GOAL —
Find the string "Decatur" in the records. Copy every line it appears in.

PROVIDED INFORMATION —
---
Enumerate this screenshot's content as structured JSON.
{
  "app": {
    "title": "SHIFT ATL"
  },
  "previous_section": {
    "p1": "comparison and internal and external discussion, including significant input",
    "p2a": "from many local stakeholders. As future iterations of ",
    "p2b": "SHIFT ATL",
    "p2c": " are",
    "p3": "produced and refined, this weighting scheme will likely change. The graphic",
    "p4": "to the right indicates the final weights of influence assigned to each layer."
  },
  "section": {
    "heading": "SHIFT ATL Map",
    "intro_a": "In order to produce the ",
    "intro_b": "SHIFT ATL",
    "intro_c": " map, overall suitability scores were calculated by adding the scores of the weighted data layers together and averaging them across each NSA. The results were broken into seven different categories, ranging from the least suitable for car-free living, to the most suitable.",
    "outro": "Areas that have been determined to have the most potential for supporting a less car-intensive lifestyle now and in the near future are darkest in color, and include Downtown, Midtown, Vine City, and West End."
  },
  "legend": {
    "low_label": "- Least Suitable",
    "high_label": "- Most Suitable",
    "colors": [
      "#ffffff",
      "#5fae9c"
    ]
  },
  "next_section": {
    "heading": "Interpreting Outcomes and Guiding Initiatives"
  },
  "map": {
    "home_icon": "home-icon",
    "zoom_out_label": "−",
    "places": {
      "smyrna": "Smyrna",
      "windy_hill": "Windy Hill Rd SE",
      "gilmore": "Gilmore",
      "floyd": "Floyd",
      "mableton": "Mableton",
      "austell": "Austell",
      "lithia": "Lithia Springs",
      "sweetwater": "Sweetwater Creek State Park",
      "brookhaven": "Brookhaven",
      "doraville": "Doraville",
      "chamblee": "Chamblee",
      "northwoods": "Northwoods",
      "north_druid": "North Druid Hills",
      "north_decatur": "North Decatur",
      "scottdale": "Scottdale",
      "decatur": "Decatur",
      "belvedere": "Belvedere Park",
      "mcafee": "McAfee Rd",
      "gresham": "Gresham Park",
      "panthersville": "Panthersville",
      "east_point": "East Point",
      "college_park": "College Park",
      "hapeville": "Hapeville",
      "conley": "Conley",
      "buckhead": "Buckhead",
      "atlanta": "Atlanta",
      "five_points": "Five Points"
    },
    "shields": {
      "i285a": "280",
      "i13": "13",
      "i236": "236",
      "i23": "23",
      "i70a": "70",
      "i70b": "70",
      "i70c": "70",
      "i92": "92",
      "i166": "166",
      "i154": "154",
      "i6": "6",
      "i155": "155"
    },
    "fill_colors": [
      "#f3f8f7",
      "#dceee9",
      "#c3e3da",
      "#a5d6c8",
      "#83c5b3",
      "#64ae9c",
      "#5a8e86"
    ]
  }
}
---
ANSWER TO THE PROBLEM —
      "north_decatur": "North Decatur",
      "decatur": "Decatur",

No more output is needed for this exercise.